# Instruction
Go through the records below line by line. Count the lines with "Figure" and give the count alone.

# Records shown
===============
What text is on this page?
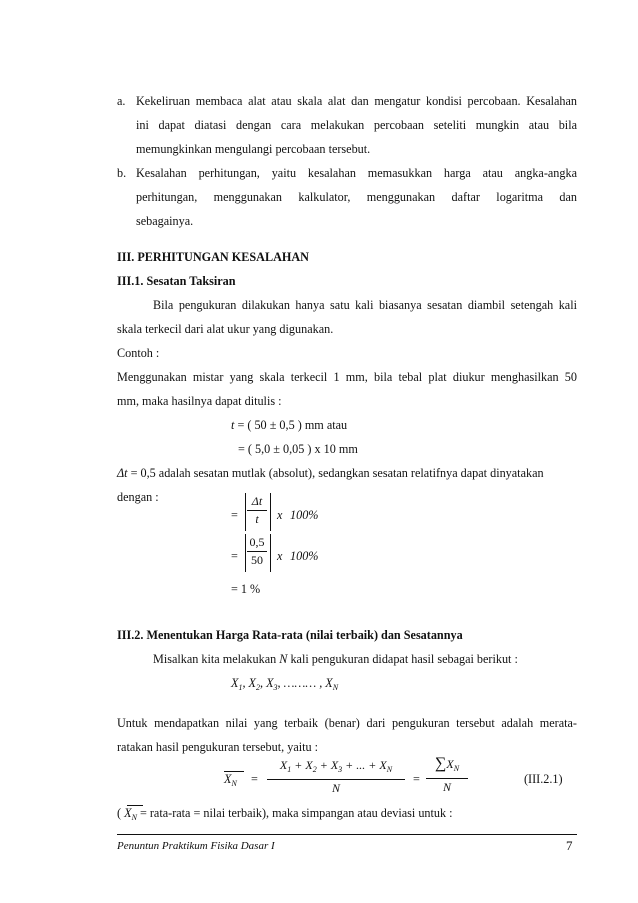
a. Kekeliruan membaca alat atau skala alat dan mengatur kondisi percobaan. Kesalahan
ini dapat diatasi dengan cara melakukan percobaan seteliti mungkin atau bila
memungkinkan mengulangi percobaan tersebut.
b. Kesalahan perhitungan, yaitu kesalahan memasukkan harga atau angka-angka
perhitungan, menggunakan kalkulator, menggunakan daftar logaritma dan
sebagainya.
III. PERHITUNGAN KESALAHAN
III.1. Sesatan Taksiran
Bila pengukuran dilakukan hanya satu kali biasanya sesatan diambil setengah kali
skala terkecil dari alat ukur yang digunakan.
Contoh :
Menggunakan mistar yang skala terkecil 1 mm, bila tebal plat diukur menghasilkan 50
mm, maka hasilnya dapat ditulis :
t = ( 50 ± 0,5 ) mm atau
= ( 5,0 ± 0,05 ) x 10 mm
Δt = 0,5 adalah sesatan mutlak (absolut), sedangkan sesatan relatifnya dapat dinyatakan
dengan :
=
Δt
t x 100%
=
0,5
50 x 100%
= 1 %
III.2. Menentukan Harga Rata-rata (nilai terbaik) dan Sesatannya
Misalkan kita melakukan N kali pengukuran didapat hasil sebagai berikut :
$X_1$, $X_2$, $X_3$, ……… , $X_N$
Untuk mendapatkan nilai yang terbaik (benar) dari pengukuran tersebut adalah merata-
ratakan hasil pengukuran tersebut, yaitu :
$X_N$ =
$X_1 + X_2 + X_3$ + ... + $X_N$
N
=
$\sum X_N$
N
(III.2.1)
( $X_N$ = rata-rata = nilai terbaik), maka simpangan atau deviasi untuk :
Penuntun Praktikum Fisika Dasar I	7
===============
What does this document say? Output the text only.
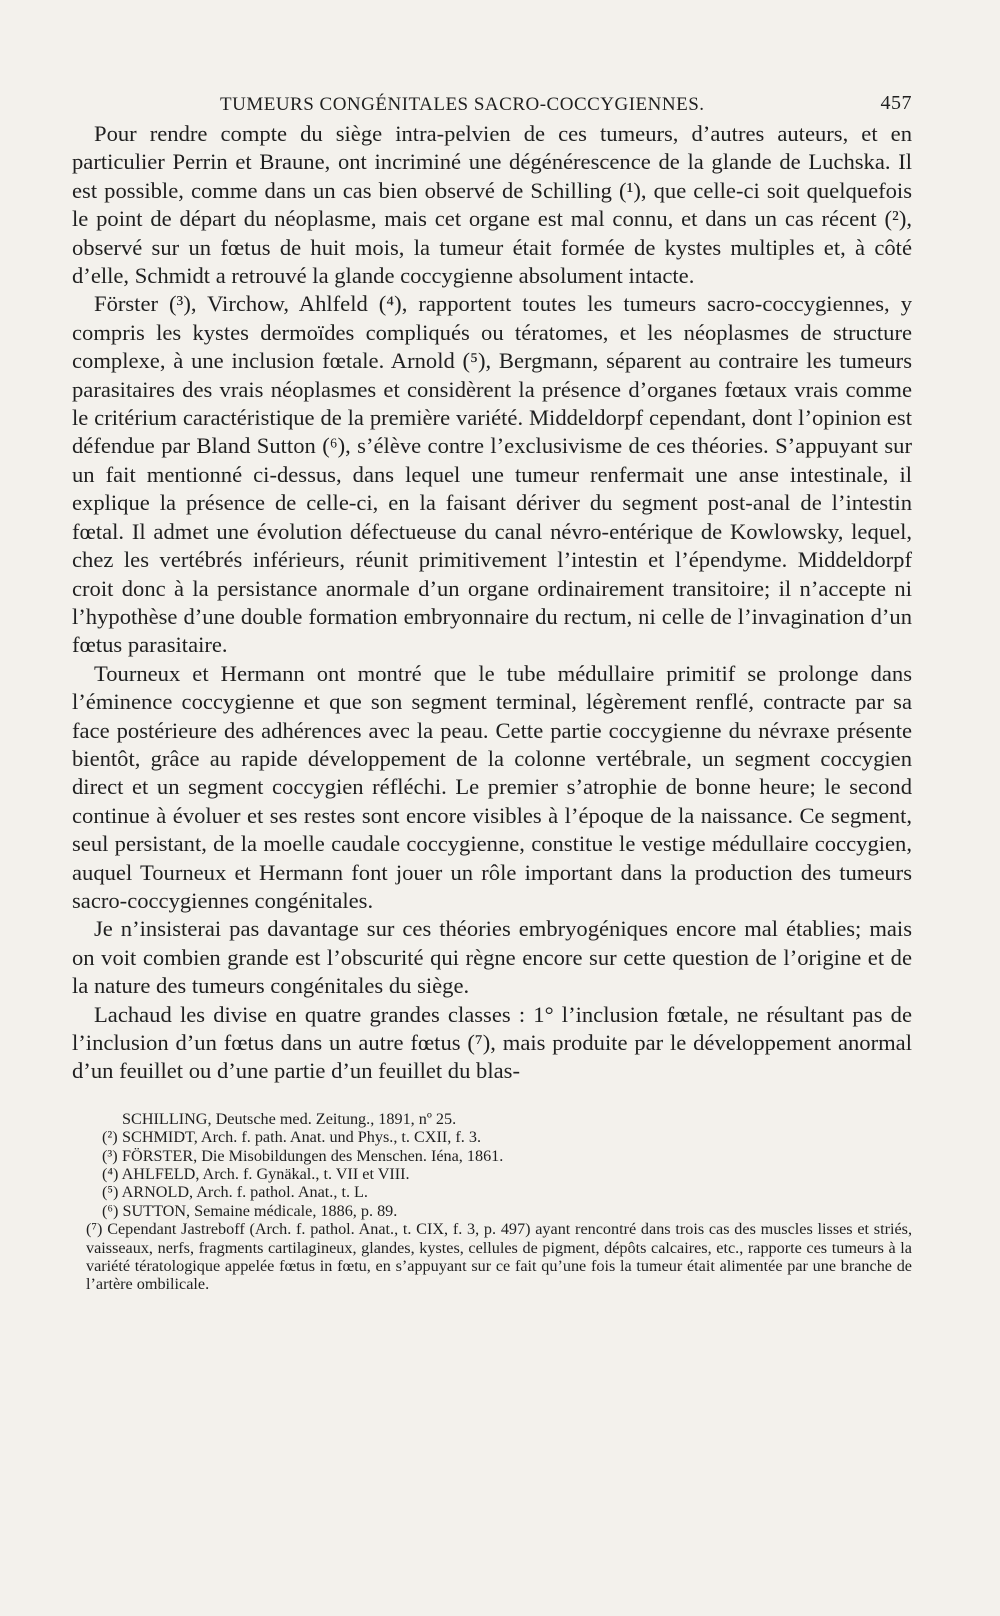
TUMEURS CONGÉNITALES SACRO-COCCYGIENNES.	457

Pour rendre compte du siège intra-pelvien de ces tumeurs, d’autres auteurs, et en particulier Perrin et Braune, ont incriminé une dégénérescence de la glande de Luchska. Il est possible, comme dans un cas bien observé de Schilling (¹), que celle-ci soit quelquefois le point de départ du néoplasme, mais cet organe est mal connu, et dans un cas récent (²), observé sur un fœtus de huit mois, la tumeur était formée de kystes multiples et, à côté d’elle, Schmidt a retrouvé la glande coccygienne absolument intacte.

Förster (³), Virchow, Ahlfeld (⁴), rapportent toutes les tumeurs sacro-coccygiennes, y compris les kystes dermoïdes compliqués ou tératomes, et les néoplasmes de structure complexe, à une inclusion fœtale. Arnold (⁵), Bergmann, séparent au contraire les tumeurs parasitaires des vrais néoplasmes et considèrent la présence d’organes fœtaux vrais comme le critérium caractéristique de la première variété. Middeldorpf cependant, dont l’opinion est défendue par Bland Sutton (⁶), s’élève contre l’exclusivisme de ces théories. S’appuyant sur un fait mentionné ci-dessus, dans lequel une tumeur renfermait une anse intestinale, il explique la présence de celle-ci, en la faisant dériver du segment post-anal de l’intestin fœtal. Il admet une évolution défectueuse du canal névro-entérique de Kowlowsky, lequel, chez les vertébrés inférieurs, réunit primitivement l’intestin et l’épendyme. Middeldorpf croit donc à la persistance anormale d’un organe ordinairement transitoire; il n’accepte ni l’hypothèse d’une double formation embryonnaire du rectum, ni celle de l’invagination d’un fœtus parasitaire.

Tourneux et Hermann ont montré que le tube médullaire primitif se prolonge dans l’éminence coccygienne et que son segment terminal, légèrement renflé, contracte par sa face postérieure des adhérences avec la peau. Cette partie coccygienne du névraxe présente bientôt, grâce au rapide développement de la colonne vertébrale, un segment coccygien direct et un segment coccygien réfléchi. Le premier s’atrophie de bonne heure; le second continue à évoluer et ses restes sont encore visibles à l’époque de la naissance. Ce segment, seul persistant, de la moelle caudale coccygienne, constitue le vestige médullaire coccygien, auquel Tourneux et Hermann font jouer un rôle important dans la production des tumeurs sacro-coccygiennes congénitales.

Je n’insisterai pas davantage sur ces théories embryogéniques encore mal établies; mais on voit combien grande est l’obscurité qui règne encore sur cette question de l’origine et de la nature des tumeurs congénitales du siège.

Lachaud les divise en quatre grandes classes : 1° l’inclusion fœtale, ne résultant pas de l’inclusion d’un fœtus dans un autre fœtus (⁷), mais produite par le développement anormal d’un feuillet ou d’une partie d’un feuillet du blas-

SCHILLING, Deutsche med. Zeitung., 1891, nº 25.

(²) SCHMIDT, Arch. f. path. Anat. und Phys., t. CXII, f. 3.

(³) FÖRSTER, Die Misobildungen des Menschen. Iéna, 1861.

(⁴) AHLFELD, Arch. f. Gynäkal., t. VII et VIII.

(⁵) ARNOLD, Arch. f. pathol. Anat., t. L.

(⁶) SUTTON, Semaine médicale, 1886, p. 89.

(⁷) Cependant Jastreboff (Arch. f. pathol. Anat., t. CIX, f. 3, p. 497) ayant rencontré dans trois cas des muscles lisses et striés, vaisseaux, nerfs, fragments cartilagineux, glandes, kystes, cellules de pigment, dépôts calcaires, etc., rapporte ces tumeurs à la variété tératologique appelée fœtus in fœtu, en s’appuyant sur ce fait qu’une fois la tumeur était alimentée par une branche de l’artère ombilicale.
===============
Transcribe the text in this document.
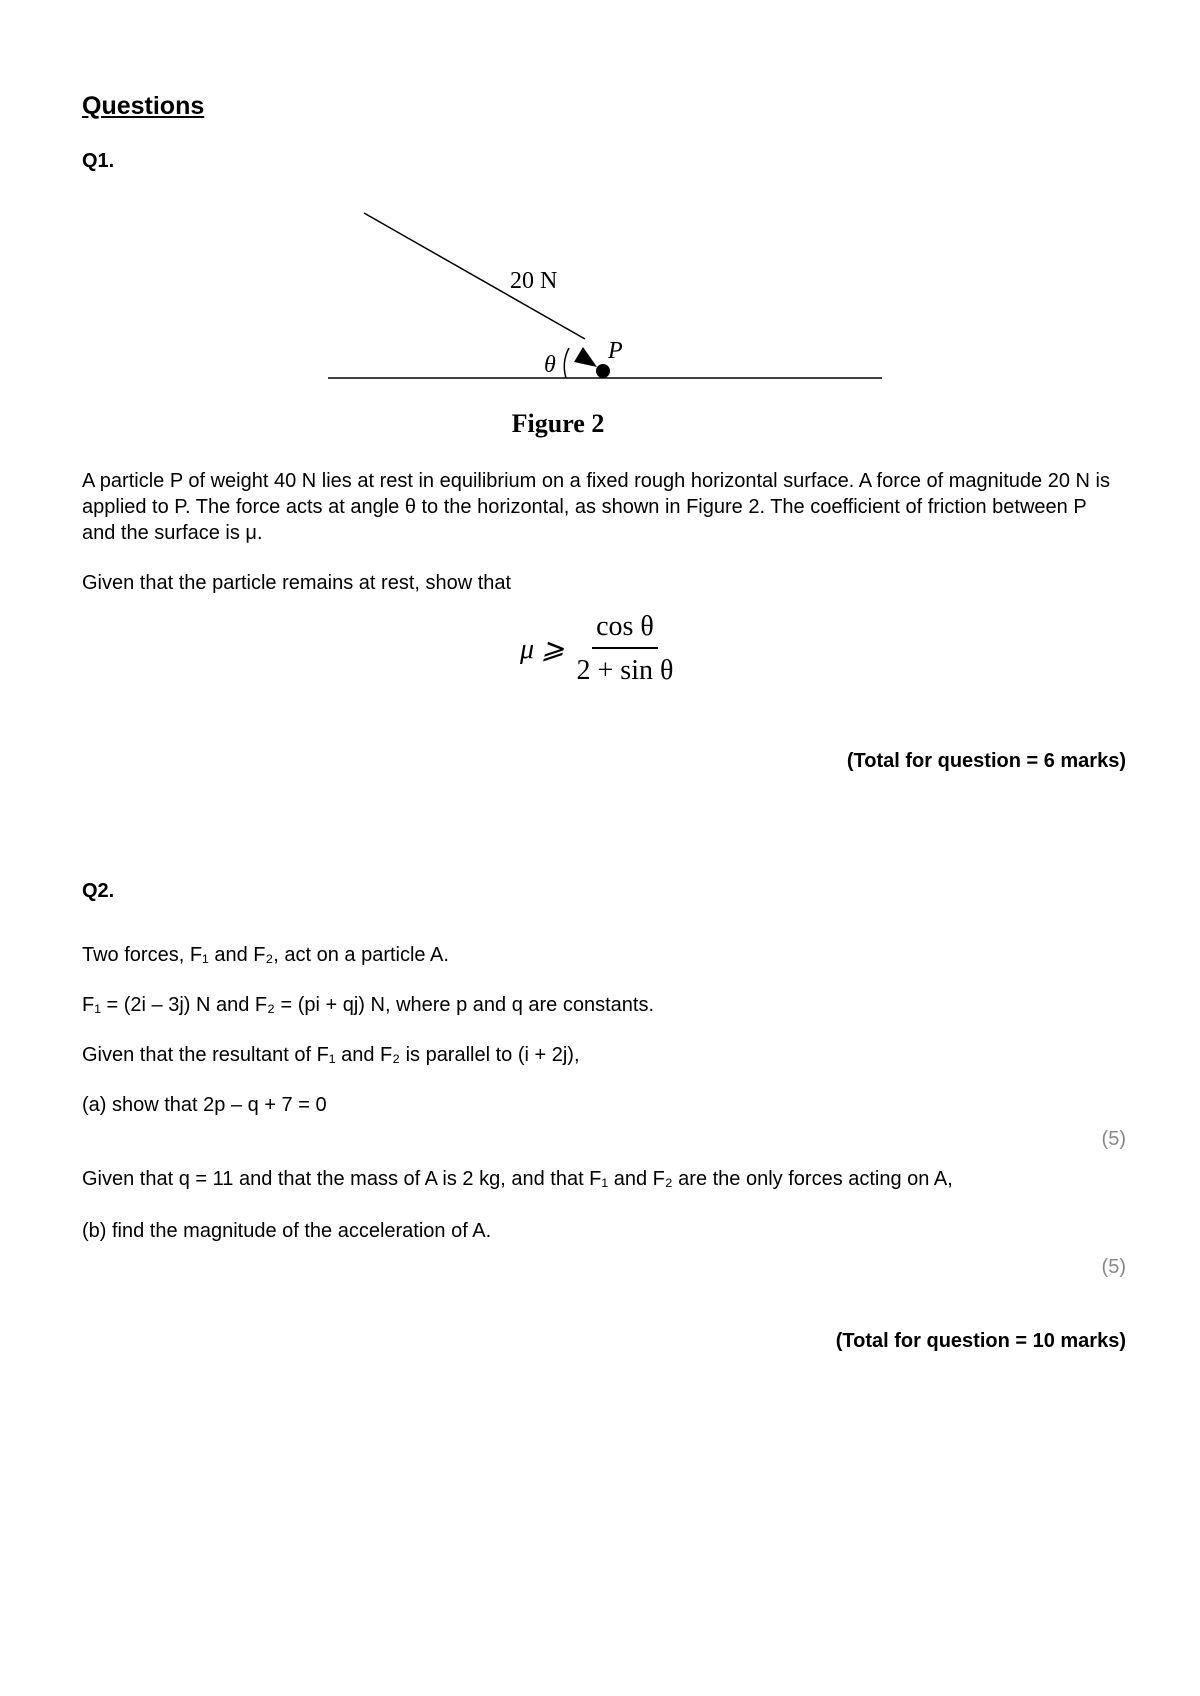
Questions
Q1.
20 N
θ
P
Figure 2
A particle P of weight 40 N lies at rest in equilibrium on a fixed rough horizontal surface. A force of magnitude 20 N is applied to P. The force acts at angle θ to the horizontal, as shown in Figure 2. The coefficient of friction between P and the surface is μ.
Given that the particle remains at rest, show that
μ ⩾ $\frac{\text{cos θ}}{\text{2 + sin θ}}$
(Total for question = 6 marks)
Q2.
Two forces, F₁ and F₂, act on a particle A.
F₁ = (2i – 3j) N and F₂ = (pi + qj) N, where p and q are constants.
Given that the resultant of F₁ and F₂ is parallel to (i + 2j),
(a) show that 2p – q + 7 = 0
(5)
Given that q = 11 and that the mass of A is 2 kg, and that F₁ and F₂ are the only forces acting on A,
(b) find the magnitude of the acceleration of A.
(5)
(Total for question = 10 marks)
===============
# Solution to the exercise
2